Scan the material below for the string "Purple", and copy every line where it shows up.
══ Given data ══
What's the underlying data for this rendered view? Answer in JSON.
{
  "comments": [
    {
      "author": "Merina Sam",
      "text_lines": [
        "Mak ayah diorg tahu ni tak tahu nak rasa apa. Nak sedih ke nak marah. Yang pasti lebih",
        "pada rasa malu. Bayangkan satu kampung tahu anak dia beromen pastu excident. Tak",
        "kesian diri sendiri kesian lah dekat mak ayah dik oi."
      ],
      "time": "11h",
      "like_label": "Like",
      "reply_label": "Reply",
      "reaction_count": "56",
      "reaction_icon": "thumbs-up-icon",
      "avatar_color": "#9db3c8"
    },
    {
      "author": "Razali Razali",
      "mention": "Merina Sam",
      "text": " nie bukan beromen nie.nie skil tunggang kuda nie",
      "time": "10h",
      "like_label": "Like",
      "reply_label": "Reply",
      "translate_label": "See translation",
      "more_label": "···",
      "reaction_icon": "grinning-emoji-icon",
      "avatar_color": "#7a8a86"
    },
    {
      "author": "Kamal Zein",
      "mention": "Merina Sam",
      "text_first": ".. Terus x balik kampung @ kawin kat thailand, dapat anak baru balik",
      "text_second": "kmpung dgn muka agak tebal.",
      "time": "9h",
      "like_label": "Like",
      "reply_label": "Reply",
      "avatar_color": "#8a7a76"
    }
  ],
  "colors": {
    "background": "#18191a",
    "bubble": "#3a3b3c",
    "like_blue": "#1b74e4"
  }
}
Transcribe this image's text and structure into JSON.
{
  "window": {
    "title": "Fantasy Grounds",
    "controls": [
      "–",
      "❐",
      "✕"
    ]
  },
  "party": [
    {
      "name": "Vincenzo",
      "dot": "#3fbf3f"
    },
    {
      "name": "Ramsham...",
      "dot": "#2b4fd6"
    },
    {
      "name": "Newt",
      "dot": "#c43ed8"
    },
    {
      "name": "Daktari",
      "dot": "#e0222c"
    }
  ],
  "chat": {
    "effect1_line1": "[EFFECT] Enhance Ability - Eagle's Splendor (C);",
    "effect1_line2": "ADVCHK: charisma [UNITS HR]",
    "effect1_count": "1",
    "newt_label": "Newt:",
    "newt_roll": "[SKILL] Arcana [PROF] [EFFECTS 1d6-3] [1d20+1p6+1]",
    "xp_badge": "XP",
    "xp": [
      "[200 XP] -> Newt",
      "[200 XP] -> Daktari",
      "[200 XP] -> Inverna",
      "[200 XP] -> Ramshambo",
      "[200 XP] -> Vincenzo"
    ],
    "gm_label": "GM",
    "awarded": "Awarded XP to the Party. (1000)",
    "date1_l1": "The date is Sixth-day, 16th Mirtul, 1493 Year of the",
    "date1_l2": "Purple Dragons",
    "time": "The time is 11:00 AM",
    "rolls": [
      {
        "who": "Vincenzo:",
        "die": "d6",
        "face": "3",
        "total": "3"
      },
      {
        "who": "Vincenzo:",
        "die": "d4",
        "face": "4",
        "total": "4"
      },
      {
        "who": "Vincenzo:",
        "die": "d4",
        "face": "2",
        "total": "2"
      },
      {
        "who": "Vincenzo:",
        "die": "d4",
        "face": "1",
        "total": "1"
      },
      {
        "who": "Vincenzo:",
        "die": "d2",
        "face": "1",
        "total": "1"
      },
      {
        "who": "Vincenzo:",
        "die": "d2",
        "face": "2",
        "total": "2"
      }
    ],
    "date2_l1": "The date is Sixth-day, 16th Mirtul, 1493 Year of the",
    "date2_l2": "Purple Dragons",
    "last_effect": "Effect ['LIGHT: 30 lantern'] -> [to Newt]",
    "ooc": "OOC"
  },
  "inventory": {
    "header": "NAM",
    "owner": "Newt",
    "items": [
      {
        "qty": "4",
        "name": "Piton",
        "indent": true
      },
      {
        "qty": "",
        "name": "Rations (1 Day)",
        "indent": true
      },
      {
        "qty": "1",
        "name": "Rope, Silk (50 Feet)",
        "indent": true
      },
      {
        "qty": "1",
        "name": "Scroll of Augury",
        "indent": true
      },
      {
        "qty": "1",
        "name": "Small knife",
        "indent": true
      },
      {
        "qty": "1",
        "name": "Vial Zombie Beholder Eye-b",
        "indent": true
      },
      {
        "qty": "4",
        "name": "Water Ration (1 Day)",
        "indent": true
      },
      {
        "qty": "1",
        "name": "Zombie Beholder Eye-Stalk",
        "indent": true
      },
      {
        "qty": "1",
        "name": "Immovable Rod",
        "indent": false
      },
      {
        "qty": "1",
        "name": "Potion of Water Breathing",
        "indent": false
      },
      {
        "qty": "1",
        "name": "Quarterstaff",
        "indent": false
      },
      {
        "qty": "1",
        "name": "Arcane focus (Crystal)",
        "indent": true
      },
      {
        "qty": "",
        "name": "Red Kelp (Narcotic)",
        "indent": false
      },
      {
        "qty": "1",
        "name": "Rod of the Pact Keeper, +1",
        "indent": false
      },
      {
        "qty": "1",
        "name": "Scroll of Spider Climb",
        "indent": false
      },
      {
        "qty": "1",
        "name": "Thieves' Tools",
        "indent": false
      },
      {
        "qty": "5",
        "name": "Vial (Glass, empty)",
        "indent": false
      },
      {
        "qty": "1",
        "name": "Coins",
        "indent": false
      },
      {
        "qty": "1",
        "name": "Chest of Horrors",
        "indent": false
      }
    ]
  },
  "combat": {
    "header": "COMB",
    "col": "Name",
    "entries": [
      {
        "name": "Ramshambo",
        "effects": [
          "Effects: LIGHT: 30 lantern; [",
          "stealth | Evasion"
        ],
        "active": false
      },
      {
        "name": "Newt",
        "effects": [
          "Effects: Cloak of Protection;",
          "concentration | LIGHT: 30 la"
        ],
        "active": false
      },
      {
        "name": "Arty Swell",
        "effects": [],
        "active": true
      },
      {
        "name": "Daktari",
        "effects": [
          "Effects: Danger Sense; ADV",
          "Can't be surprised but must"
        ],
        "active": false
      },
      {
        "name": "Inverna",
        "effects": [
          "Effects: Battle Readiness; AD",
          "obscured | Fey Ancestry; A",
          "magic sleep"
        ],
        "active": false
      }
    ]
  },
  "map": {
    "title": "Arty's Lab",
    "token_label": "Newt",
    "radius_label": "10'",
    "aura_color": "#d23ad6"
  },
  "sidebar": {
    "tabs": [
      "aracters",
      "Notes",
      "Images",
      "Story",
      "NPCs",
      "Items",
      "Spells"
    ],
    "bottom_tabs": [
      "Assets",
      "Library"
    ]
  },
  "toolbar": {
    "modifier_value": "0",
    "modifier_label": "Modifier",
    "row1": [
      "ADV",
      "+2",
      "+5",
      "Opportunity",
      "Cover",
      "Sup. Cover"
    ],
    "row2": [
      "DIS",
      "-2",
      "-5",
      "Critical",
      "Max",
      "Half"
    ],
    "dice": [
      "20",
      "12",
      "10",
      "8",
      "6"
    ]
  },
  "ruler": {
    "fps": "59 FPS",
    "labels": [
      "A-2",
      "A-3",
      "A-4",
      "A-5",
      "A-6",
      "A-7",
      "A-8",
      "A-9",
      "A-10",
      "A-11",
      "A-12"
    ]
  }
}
═══
══ Given data ══
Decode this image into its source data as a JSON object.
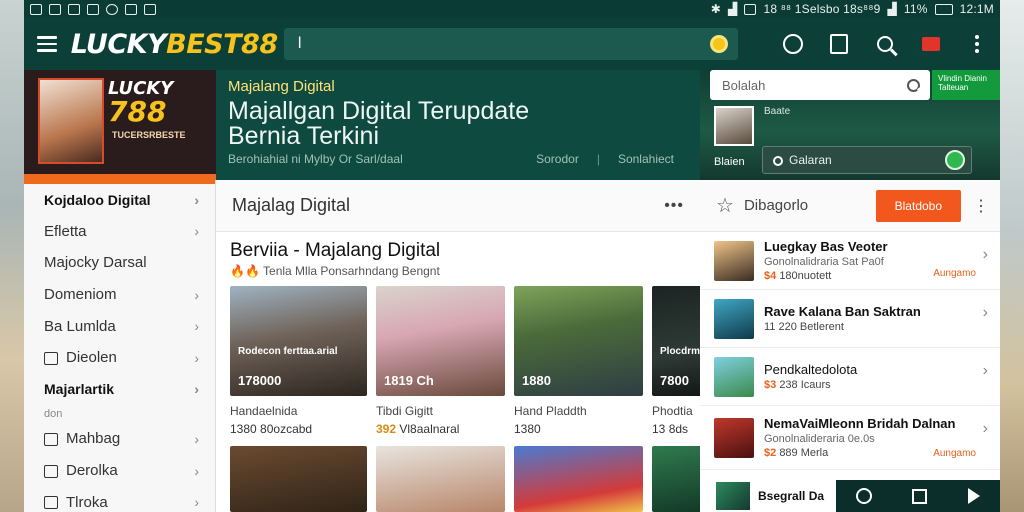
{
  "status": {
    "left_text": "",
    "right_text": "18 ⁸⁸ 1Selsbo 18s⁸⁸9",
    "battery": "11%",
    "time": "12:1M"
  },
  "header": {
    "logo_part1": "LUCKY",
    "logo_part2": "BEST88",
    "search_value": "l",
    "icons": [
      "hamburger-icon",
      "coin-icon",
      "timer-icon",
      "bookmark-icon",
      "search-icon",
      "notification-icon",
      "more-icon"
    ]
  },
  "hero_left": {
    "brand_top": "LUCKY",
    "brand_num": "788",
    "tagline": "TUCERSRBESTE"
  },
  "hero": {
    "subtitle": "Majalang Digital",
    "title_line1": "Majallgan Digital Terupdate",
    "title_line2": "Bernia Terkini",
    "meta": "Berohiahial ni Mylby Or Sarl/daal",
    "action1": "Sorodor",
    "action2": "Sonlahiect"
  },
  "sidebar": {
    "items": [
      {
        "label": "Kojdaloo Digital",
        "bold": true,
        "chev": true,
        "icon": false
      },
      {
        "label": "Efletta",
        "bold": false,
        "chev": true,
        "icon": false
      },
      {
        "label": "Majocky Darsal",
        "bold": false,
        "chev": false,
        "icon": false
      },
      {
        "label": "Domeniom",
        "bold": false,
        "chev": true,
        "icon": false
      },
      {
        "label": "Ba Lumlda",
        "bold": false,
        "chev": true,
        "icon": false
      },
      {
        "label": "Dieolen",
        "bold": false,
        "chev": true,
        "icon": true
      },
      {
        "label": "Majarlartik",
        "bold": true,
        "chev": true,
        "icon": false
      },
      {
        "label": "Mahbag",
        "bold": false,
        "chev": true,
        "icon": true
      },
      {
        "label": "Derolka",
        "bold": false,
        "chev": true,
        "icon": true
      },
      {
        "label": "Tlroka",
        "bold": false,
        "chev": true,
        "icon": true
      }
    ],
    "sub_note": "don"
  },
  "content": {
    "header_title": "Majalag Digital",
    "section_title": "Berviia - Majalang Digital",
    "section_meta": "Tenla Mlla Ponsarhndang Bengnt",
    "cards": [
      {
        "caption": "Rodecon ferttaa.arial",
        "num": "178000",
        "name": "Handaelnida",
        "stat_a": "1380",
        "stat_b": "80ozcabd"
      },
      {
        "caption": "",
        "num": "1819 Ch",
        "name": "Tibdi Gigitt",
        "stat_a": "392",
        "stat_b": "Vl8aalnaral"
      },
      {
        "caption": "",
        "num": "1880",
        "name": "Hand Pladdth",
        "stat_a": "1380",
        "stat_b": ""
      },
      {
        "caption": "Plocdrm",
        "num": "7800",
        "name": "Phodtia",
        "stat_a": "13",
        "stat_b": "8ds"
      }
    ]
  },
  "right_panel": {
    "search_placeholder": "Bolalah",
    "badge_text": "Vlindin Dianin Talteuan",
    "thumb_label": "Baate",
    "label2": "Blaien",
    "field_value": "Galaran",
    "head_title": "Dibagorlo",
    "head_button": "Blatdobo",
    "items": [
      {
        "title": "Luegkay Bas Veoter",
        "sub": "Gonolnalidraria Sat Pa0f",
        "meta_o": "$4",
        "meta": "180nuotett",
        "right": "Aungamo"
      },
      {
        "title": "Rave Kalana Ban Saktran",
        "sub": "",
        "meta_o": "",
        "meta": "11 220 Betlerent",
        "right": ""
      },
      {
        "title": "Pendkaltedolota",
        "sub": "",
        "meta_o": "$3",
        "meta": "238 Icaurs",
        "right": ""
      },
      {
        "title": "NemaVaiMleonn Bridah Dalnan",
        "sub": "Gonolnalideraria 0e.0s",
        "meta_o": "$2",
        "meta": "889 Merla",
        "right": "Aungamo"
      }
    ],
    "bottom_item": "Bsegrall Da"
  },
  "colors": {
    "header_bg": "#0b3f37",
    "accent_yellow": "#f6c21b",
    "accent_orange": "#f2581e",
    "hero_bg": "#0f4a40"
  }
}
═══
▶ Exercise result:
    "date1_l2": "Purple Dragons",
    "date2_l2": "Purple Dragons",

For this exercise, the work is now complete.